THE PROBLEM: Reproduce the material in full, unchanged.

start MATERIAL TO PROCESS

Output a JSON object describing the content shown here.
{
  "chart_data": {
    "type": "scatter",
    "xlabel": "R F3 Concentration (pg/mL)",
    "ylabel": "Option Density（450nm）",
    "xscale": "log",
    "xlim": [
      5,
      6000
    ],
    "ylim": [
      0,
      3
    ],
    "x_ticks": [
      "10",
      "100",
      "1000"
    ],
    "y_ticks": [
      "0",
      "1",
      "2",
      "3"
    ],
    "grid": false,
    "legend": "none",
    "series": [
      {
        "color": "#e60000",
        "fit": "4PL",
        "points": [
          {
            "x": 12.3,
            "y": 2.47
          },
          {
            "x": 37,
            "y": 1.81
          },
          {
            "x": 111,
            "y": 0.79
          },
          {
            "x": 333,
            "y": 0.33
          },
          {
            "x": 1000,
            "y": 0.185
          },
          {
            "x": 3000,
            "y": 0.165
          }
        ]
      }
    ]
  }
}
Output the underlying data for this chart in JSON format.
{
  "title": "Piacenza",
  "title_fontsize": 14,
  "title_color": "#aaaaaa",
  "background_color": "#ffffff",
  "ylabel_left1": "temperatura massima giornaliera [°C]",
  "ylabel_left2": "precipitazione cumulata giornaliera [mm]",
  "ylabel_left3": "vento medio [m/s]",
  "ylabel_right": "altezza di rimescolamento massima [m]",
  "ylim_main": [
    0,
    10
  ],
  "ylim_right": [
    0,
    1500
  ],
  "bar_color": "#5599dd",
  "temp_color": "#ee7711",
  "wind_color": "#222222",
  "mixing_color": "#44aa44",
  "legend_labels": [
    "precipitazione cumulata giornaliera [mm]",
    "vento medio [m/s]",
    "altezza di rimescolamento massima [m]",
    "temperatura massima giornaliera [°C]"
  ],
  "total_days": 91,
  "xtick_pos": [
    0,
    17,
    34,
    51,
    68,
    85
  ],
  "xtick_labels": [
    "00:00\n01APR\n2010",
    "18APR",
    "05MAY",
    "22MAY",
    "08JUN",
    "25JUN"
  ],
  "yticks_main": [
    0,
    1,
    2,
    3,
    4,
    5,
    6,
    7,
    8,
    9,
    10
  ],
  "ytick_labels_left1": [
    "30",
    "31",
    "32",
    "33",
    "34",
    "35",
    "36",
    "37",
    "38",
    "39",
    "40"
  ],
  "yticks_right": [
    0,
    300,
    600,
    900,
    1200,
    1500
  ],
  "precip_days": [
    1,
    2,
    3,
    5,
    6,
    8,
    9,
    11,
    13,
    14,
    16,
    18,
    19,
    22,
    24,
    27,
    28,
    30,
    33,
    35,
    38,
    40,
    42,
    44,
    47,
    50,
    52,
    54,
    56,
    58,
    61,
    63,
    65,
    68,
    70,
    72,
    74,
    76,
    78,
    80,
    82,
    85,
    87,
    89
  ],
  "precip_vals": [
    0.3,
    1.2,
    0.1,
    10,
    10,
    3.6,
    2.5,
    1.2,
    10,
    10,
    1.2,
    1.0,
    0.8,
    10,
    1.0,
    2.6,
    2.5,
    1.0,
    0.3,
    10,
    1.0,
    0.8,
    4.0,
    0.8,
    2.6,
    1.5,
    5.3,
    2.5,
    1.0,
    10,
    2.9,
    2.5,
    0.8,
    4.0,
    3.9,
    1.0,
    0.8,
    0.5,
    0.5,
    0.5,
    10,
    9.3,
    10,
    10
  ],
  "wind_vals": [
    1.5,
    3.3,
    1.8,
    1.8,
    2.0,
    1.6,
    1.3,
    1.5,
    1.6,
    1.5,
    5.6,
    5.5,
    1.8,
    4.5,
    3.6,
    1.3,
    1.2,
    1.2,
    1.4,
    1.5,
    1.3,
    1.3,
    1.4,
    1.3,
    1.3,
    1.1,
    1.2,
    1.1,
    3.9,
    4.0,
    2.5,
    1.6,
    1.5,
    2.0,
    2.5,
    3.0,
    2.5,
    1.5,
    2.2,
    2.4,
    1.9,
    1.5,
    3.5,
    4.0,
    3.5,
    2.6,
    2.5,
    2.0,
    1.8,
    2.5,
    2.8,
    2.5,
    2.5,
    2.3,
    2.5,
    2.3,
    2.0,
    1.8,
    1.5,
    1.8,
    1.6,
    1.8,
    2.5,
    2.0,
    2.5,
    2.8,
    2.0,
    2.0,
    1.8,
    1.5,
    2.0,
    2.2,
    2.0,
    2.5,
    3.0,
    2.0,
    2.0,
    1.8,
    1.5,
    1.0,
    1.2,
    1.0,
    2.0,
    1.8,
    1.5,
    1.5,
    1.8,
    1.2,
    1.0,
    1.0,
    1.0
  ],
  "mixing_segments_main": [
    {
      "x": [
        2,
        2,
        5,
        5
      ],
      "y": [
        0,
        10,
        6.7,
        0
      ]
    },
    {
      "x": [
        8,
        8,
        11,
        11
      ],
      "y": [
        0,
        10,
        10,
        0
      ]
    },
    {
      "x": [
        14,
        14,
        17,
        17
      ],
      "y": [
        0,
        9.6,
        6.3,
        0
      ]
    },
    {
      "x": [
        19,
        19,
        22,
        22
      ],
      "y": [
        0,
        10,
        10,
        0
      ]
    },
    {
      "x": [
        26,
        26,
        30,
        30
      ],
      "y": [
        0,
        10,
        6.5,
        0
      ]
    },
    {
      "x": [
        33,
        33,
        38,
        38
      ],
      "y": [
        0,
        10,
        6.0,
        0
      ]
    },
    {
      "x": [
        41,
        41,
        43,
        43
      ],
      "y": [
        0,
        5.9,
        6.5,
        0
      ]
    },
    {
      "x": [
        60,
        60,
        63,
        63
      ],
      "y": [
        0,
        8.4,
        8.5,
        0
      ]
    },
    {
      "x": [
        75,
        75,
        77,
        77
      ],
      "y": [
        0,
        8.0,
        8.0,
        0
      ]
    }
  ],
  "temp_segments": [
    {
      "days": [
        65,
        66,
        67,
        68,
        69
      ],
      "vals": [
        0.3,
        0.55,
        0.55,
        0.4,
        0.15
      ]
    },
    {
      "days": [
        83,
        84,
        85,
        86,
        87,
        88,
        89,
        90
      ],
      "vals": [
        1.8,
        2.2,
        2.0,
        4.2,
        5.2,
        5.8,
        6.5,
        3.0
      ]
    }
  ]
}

end MATERIAL TO PROCESS

RESULT:
Output a JSON object describing the content shown here.
{
  "chart_data": {
    "type": "scatter",
    "xlabel": "R F3 Concentration (pg/mL)",
    "ylabel": "Option Density（450nm）",
    "xscale": "log",
    "xlim": [
      5,
      6000
    ],
    "ylim": [
      0,
      3
    ],
    "x_ticks": [
      "10",
      "100",
      "1000"
    ],
    "y_ticks": [
      "0",
      "1",
      "2",
      "3"
    ],
    "grid": false,
    "legend": "none",
    "series": [
      {
        "color": "#e60000",
        "fit": "4PL",
        "points": [
          {
            "x": 12.3,
            "y": 2.47
          },
          {
            "x": 37,
            "y": 1.81
          },
          {
            "x": 111,
            "y": 0.79
          },
          {
            "x": 333,
            "y": 0.33
          },
          {
            "x": 1000,
            "y": 0.185
          },
          {
            "x": 3000,
            "y": 0.165
          }
        ]
      }
    ]
  }
}
Output the underlying data for this chart in JSON format.
{
  "title": "Piacenza",
  "title_fontsize": 14,
  "title_color": "#aaaaaa",
  "background_color": "#ffffff",
  "ylabel_left1": "temperatura massima giornaliera [°C]",
  "ylabel_left2": "precipitazione cumulata giornaliera [mm]",
  "ylabel_left3": "vento medio [m/s]",
  "ylabel_right": "altezza di rimescolamento massima [m]",
  "ylim_main": [
    0,
    10
  ],
  "ylim_right": [
    0,
    1500
  ],
  "bar_color": "#5599dd",
  "temp_color": "#ee7711",
  "wind_color": "#222222",
  "mixing_color": "#44aa44",
  "legend_labels": [
    "precipitazione cumulata giornaliera [mm]",
    "vento medio [m/s]",
    "altezza di rimescolamento massima [m]",
    "temperatura massima giornaliera [°C]"
  ],
  "total_days": 91,
  "xtick_pos": [
    0,
    17,
    34,
    51,
    68,
    85
  ],
  "xtick_labels": [
    "00:00\n01APR\n2010",
    "18APR",
    "05MAY",
    "22MAY",
    "08JUN",
    "25JUN"
  ],
  "yticks_main": [
    0,
    1,
    2,
    3,
    4,
    5,
    6,
    7,
    8,
    9,
    10
  ],
  "ytick_labels_left1": [
    "30",
    "31",
    "32",
    "33",
    "34",
    "35",
    "36",
    "37",
    "38",
    "39",
    "40"
  ],
  "yticks_right": [
    0,
    300,
    600,
    900,
    1200,
    1500
  ],
  "precip_days": [
    1,
    2,
    3,
    5,
    6,
    8,
    9,
    11,
    13,
    14,
    16,
    18,
    19,
    22,
    24,
    27,
    28,
    30,
    33,
    35,
    38,
    40,
    42,
    44,
    47,
    50,
    52,
    54,
    56,
    58,
    61,
    63,
    65,
    68,
    70,
    72,
    74,
    76,
    78,
    80,
    82,
    85,
    87,
    89
  ],
  "precip_vals": [
    0.3,
    1.2,
    0.1,
    10,
    10,
    3.6,
    2.5,
    1.2,
    10,
    10,
    1.2,
    1.0,
    0.8,
    10,
    1.0,
    2.6,
    2.5,
    1.0,
    0.3,
    10,
    1.0,
    0.8,
    4.0,
    0.8,
    2.6,
    1.5,
    5.3,
    2.5,
    1.0,
    10,
    2.9,
    2.5,
    0.8,
    4.0,
    3.9,
    1.0,
    0.8,
    0.5,
    0.5,
    0.5,
    10,
    9.3,
    10,
    10
  ],
  "wind_vals": [
    1.5,
    3.3,
    1.8,
    1.8,
    2.0,
    1.6,
    1.3,
    1.5,
    1.6,
    1.5,
    5.6,
    5.5,
    1.8,
    4.5,
    3.6,
    1.3,
    1.2,
    1.2,
    1.4,
    1.5,
    1.3,
    1.3,
    1.4,
    1.3,
    1.3,
    1.1,
    1.2,
    1.1,
    3.9,
    4.0,
    2.5,
    1.6,
    1.5,
    2.0,
    2.5,
    3.0,
    2.5,
    1.5,
    2.2,
    2.4,
    1.9,
    1.5,
    3.5,
    4.0,
    3.5,
    2.6,
    2.5,
    2.0,
    1.8,
    2.5,
    2.8,
    2.5,
    2.5,
    2.3,
    2.5,
    2.3,
    2.0,
    1.8,
    1.5,
    1.8,
    1.6,
    1.8,
    2.5,
    2.0,
    2.5,
    2.8,
    2.0,
    2.0,
    1.8,
    1.5,
    2.0,
    2.2,
    2.0,
    2.5,
    3.0,
    2.0,
    2.0,
    1.8,
    1.5,
    1.0,
    1.2,
    1.0,
    2.0,
    1.8,
    1.5,
    1.5,
    1.8,
    1.2,
    1.0,
    1.0,
    1.0
  ],
  "mixing_segments_main": [
    {
      "x": [
        2,
        2,
        5,
        5
      ],
      "y": [
        0,
        10,
        6.7,
        0
      ]
    },
    {
      "x": [
        8,
        8,
        11,
        11
      ],
      "y": [
        0,
        10,
        10,
        0
      ]
    },
    {
      "x": [
        14,
        14,
        17,
        17
      ],
      "y": [
        0,
        9.6,
        6.3,
        0
      ]
    },
    {
      "x": [
        19,
        19,
        22,
        22
      ],
      "y": [
        0,
        10,
        10,
        0
      ]
    },
    {
      "x": [
        26,
        26,
        30,
        30
      ],
      "y": [
        0,
        10,
        6.5,
        0
      ]
    },
    {
      "x": [
        33,
        33,
        38,
        38
      ],
      "y": [
        0,
        10,
        6.0,
        0
      ]
    },
    {
      "x": [
        41,
        41,
        43,
        43
      ],
      "y": [
        0,
        5.9,
        6.5,
        0
      ]
    },
    {
      "x": [
        60,
        60,
        63,
        63
      ],
      "y": [
        0,
        8.4,
        8.5,
        0
      ]
    },
    {
      "x": [
        75,
        75,
        77,
        77
      ],
      "y": [
        0,
        8.0,
        8.0,
        0
      ]
    }
  ],
  "temp_segments": [
    {
      "days": [
        65,
        66,
        67,
        68,
        69
      ],
      "vals": [
        0.3,
        0.55,
        0.55,
        0.4,
        0.15
      ]
    },
    {
      "days": [
        83,
        84,
        85,
        86,
        87,
        88,
        89,
        90
      ],
      "vals": [
        1.8,
        2.2,
        2.0,
        4.2,
        5.2,
        5.8,
        6.5,
        3.0
      ]
    }
  ]
}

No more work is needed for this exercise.